* begin ITEMS *

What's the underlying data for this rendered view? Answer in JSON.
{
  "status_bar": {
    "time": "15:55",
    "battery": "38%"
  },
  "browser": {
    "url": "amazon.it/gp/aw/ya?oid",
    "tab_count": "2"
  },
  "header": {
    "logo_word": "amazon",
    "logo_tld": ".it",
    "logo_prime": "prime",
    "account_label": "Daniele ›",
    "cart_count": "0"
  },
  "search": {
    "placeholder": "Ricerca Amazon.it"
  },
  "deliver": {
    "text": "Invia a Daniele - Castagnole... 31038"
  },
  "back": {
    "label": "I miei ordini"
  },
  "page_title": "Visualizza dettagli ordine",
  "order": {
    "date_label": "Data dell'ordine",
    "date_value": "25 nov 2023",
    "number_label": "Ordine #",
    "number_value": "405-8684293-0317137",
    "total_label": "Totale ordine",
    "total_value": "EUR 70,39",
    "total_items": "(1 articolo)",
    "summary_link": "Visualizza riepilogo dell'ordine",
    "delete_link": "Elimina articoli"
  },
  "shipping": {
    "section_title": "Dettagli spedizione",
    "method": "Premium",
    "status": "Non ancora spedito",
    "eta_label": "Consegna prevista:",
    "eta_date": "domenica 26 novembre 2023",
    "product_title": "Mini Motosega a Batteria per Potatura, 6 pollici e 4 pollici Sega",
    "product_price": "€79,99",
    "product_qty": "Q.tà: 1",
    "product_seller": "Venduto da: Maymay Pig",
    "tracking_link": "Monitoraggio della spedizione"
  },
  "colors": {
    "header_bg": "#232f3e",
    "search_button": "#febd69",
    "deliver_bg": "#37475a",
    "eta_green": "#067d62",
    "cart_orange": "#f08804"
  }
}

* end ITEMS *

EXERCISE INSTRUCTIONS
Look through the entries above and list every line containing "spedizione".

RIGHT ANSWER
    "section_title": "Dettagli spedizione",
    "tracking_link": "Monitoraggio della spedizione"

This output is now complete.